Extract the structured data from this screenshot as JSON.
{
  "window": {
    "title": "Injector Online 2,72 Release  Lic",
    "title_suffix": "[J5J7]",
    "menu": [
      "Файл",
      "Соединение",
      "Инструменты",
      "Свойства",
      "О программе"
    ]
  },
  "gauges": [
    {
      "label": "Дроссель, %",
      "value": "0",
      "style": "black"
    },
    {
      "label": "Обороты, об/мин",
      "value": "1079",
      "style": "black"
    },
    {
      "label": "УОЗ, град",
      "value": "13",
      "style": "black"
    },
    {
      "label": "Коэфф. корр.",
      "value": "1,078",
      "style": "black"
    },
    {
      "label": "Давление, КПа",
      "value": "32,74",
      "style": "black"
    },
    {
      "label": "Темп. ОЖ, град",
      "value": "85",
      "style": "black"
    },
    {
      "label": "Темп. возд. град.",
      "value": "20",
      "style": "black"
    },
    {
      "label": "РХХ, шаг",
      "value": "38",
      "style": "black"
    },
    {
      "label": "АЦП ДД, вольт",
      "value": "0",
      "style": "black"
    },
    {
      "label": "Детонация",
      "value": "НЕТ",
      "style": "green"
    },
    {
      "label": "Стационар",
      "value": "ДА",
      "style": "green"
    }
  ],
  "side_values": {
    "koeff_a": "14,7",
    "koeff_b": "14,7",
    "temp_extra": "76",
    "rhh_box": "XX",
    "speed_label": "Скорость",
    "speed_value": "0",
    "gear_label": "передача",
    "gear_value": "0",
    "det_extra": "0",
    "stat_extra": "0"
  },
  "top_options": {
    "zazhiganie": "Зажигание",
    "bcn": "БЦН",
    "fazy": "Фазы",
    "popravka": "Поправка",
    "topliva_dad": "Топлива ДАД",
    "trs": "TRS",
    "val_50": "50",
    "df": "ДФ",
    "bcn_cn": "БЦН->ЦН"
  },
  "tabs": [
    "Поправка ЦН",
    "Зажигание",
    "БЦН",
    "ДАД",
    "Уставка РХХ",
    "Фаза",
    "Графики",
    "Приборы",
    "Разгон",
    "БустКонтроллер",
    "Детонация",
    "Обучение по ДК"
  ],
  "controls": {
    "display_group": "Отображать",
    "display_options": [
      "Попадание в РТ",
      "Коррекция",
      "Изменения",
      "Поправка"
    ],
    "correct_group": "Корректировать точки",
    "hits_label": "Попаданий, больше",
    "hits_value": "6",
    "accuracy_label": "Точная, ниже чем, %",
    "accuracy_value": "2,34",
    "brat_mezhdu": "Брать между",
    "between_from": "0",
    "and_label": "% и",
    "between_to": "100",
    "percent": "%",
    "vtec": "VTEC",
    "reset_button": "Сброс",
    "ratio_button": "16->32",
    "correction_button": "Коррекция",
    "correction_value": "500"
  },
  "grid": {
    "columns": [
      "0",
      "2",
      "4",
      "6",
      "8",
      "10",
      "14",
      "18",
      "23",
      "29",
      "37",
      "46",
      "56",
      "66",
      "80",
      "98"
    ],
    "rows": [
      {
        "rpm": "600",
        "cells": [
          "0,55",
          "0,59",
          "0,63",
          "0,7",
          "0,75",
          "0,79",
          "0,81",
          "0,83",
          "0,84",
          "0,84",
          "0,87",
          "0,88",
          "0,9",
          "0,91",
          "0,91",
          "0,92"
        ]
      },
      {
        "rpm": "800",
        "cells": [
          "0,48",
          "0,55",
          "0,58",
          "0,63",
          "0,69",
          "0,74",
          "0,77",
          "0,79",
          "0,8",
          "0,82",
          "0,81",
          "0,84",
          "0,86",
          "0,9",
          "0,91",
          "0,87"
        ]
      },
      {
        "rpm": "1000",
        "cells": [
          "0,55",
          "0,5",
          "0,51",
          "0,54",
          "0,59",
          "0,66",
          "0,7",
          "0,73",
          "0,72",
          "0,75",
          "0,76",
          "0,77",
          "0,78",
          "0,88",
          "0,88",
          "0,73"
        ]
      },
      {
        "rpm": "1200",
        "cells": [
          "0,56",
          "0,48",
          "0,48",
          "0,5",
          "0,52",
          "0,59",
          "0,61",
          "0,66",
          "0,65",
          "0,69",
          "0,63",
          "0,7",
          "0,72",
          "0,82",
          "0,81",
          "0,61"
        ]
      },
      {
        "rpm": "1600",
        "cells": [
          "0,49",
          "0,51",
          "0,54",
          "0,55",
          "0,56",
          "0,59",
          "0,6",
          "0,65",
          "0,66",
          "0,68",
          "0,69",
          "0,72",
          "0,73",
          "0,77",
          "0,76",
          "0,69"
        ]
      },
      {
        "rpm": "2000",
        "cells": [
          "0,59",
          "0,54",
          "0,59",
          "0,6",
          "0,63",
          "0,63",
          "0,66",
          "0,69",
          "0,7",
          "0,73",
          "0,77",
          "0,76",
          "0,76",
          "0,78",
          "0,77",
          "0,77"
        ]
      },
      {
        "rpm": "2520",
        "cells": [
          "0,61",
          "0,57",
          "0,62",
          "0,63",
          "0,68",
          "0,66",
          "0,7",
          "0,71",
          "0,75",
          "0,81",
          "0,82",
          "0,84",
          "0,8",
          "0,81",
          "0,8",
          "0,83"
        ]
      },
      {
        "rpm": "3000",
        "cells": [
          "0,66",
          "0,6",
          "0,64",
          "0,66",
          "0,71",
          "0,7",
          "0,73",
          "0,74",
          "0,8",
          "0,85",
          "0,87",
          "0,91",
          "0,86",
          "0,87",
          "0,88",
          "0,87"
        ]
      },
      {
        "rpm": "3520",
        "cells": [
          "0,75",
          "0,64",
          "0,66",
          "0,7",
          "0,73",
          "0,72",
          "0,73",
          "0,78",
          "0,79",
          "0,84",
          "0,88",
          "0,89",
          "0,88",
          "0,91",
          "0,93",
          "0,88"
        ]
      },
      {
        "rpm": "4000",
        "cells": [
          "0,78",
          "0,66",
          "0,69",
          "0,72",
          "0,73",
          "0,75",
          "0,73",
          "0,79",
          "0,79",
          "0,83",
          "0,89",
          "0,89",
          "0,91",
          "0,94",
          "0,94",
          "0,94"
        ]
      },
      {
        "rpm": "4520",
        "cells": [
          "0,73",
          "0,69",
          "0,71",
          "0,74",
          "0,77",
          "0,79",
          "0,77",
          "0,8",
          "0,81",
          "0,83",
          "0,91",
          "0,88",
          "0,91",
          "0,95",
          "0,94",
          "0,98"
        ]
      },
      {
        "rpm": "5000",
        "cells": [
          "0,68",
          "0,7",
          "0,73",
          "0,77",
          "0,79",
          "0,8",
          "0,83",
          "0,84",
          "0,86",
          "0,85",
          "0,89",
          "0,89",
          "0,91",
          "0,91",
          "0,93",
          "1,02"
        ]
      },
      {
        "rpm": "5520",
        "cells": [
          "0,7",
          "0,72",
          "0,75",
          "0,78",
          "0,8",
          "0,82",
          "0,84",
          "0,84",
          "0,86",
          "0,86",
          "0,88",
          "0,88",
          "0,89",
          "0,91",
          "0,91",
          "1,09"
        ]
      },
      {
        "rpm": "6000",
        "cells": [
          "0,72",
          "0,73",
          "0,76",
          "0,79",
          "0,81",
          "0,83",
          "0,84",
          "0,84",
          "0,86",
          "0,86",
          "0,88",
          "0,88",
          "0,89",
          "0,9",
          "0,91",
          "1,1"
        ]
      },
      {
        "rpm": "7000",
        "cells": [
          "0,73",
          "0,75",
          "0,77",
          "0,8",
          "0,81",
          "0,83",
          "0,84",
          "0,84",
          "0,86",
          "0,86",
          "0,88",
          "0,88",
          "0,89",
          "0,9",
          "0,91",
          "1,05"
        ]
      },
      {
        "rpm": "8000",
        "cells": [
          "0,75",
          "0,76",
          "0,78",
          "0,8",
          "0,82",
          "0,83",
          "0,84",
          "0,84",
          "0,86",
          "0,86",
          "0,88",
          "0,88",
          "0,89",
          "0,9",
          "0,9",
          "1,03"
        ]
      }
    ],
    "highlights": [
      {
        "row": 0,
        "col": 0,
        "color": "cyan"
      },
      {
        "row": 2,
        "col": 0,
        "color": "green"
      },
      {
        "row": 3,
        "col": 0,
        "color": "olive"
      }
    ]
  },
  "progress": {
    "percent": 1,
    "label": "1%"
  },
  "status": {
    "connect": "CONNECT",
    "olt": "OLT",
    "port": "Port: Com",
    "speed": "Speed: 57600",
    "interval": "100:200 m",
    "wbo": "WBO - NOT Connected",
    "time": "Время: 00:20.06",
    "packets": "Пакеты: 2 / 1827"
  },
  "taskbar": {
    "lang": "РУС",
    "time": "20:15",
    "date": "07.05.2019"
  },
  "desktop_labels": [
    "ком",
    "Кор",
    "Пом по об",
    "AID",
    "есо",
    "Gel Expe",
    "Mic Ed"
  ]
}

■ WORK INSTRUCTIONS
In the records above, locate every line with the string "Темп" and copy it.

■ CORRECT ANSWER
      "label": "Темп. ОЖ, град",
      "label": "Темп. возд. град.",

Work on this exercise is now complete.